The data must be returned in full and exactly as given.
═══ Dataset extract
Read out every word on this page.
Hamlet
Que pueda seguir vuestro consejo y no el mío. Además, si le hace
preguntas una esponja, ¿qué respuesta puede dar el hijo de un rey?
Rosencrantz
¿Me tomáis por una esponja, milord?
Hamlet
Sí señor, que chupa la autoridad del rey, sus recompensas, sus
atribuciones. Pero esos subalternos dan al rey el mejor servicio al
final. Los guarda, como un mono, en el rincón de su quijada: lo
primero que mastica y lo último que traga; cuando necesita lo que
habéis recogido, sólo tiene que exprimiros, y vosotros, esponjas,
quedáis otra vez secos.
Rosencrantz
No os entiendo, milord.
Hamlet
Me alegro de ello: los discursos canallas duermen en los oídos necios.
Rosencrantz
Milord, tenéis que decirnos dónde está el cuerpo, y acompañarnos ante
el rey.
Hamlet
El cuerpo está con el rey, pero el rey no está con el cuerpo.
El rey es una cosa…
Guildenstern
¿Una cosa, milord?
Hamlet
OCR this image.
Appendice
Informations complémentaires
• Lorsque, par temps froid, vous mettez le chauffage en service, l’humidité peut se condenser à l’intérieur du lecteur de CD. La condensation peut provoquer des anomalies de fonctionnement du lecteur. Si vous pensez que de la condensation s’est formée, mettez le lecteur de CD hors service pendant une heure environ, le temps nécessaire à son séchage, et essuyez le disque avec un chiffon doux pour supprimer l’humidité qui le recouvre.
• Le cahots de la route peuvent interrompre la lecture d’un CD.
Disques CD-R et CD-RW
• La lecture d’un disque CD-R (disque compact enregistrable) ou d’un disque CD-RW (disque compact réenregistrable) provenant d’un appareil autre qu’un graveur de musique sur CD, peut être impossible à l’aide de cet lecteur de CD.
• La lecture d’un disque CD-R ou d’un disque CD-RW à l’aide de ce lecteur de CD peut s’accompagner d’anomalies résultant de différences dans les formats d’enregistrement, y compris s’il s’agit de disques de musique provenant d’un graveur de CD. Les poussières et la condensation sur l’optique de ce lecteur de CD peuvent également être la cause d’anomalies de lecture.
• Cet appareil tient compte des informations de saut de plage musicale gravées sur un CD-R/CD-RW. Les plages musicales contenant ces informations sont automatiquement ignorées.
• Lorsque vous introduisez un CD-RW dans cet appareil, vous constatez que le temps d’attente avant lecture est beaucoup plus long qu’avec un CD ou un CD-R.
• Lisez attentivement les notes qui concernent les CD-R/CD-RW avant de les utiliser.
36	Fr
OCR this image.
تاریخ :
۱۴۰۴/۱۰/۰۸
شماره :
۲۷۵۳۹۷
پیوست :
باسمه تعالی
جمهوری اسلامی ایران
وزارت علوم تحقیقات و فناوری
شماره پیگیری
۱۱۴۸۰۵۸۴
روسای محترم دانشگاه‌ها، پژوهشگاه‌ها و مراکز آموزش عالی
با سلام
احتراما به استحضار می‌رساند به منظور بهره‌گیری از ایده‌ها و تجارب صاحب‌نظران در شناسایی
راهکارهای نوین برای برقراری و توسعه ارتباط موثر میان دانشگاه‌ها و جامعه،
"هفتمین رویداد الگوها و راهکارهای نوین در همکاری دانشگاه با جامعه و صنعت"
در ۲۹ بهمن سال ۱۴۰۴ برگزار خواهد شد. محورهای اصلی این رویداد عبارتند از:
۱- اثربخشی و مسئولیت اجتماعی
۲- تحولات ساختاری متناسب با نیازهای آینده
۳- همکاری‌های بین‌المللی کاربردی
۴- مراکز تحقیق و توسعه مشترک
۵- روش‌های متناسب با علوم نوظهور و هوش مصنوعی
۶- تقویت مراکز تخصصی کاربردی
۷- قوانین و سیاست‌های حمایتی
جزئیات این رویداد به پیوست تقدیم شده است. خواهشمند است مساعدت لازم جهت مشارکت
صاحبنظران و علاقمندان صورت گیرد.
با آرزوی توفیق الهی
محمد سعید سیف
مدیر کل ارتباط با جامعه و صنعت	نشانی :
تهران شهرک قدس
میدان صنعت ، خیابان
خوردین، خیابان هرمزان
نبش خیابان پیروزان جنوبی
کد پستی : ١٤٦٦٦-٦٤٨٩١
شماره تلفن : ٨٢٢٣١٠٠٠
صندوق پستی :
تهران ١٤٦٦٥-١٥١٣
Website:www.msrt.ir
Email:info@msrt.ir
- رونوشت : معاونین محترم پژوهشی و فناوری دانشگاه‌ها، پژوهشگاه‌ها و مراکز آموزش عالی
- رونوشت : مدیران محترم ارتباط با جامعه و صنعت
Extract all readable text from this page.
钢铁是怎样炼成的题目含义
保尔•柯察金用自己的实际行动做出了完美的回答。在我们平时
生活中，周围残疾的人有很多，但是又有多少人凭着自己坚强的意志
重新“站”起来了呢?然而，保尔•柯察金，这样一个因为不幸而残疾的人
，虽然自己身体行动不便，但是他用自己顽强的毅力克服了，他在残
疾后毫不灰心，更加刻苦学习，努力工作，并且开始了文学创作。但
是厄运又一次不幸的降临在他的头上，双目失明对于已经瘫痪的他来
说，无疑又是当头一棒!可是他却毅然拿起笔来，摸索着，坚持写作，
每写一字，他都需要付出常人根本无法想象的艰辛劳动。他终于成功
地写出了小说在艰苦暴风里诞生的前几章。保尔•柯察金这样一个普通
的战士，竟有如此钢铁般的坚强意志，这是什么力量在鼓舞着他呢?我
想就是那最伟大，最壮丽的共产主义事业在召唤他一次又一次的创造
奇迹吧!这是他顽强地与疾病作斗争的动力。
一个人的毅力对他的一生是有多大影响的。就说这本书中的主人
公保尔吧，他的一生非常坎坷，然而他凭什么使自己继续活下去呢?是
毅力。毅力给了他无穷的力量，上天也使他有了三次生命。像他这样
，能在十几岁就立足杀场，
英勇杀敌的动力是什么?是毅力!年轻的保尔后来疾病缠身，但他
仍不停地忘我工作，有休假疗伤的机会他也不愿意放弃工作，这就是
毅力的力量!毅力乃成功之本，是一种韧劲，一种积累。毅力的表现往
══════
* Written solution
Read out every word on this page.
Hamlet
Que pueda seguir vuestro consejo y no el mío. Además, si le hace
preguntas una esponja, ¿qué respuesta puede dar el hijo de un rey?
Rosencrantz
¿Me tomáis por una esponja, milord?
Hamlet
Sí señor, que chupa la autoridad del rey, sus recompensas, sus
atribuciones. Pero esos subalternos dan al rey el mejor servicio al
final. Los guarda, como un mono, en el rincón de su quijada: lo
primero que mastica y lo último que traga; cuando necesita lo que
habéis recogido, sólo tiene que exprimiros, y vosotros, esponjas,
quedáis otra vez secos.
Rosencrantz
No os entiendo, milord.
Hamlet
Me alegro de ello: los discursos canallas duermen en los oídos necios.
Rosencrantz
Milord, tenéis que decirnos dónde está el cuerpo, y acompañarnos ante
el rey.
Hamlet
El cuerpo está con el rey, pero el rey no está con el cuerpo.
El rey es una cosa…
Guildenstern
¿Una cosa, milord?
Hamlet
OCR this image.
Appendice
Informations complémentaires
• Lorsque, par temps froid, vous mettez le chauffage en service, l’humidité peut se condenser à l’intérieur du lecteur de CD. La condensation peut provoquer des anomalies de fonctionnement du lecteur. Si vous pensez que de la condensation s’est formée, mettez le lecteur de CD hors service pendant une heure environ, le temps nécessaire à son séchage, et essuyez le disque avec un chiffon doux pour supprimer l’humidité qui le recouvre.
• Le cahots de la route peuvent interrompre la lecture d’un CD.
Disques CD-R et CD-RW
• La lecture d’un disque CD-R (disque compact enregistrable) ou d’un disque CD-RW (disque compact réenregistrable) provenant d’un appareil autre qu’un graveur de musique sur CD, peut être impossible à l’aide de cet lecteur de CD.
• La lecture d’un disque CD-R ou d’un disque CD-RW à l’aide de ce lecteur de CD peut s’accompagner d’anomalies résultant de différences dans les formats d’enregistrement, y compris s’il s’agit de disques de musique provenant d’un graveur de CD. Les poussières et la condensation sur l’optique de ce lecteur de CD peuvent également être la cause d’anomalies de lecture.
• Cet appareil tient compte des informations de saut de plage musicale gravées sur un CD-R/CD-RW. Les plages musicales contenant ces informations sont automatiquement ignorées.
• Lorsque vous introduisez un CD-RW dans cet appareil, vous constatez que le temps d’attente avant lecture est beaucoup plus long qu’avec un CD ou un CD-R.
• Lisez attentivement les notes qui concernent les CD-R/CD-RW avant de les utiliser.
36	Fr
OCR this image.
تاریخ :
۱۴۰۴/۱۰/۰۸
شماره :
۲۷۵۳۹۷
پیوست :
باسمه تعالی
جمهوری اسلامی ایران
وزارت علوم تحقیقات و فناوری
شماره پیگیری
۱۱۴۸۰۵۸۴
روسای محترم دانشگاه‌ها، پژوهشگاه‌ها و مراکز آموزش عالی
با سلام
احتراما به استحضار می‌رساند به منظور بهره‌گیری از ایده‌ها و تجارب صاحب‌نظران در شناسایی
راهکارهای نوین برای برقراری و توسعه ارتباط موثر میان دانشگاه‌ها و جامعه،
"هفتمین رویداد الگوها و راهکارهای نوین در همکاری دانشگاه با جامعه و صنعت"
در ۲۹ بهمن سال ۱۴۰۴ برگزار خواهد شد. محورهای اصلی این رویداد عبارتند از:
۱- اثربخشی و مسئولیت اجتماعی
۲- تحولات ساختاری متناسب با نیازهای آینده
۳- همکاری‌های بین‌المللی کاربردی
۴- مراکز تحقیق و توسعه مشترک
۵- روش‌های متناسب با علوم نوظهور و هوش مصنوعی
۶- تقویت مراکز تخصصی کاربردی
۷- قوانین و سیاست‌های حمایتی
جزئیات این رویداد به پیوست تقدیم شده است. خواهشمند است مساعدت لازم جهت مشارکت
صاحبنظران و علاقمندان صورت گیرد.
با آرزوی توفیق الهی
محمد سعید سیف
مدیر کل ارتباط با جامعه و صنعت	نشانی :
تهران شهرک قدس
میدان صنعت ، خیابان
خوردین، خیابان هرمزان
نبش خیابان پیروزان جنوبی
کد پستی : ١٤٦٦٦-٦٤٨٩١
شماره تلفن : ٨٢٢٣١٠٠٠
صندوق پستی :
تهران ١٤٦٦٥-١٥١٣
Website:www.msrt.ir
Email:info@msrt.ir
- رونوشت : معاونین محترم پژوهشی و فناوری دانشگاه‌ها، پژوهشگاه‌ها و مراکز آموزش عالی
- رونوشت : مدیران محترم ارتباط با جامعه و صنعت
Extract all readable text from this page.
钢铁是怎样炼成的题目含义
保尔•柯察金用自己的实际行动做出了完美的回答。在我们平时
生活中，周围残疾的人有很多，但是又有多少人凭着自己坚强的意志
重新“站”起来了呢?然而，保尔•柯察金，这样一个因为不幸而残疾的人
，虽然自己身体行动不便，但是他用自己顽强的毅力克服了，他在残
疾后毫不灰心，更加刻苦学习，努力工作，并且开始了文学创作。但
是厄运又一次不幸的降临在他的头上，双目失明对于已经瘫痪的他来
说，无疑又是当头一棒!可是他却毅然拿起笔来，摸索着，坚持写作，
每写一字，他都需要付出常人根本无法想象的艰辛劳动。他终于成功
地写出了小说在艰苦暴风里诞生的前几章。保尔•柯察金这样一个普通
的战士，竟有如此钢铁般的坚强意志，这是什么力量在鼓舞着他呢?我
想就是那最伟大，最壮丽的共产主义事业在召唤他一次又一次的创造
奇迹吧!这是他顽强地与疾病作斗争的动力。
一个人的毅力对他的一生是有多大影响的。就说这本书中的主人
公保尔吧，他的一生非常坎坷，然而他凭什么使自己继续活下去呢?是
毅力。毅力给了他无穷的力量，上天也使他有了三次生命。像他这样
，能在十几岁就立足杀场，
英勇杀敌的动力是什么?是毅力!年轻的保尔后来疾病缠身，但他
仍不停地忘我工作，有休假疗伤的机会他也不愿意放弃工作，这就是
毅力的力量!毅力乃成功之本，是一种韧劲，一种积累。毅力的表现往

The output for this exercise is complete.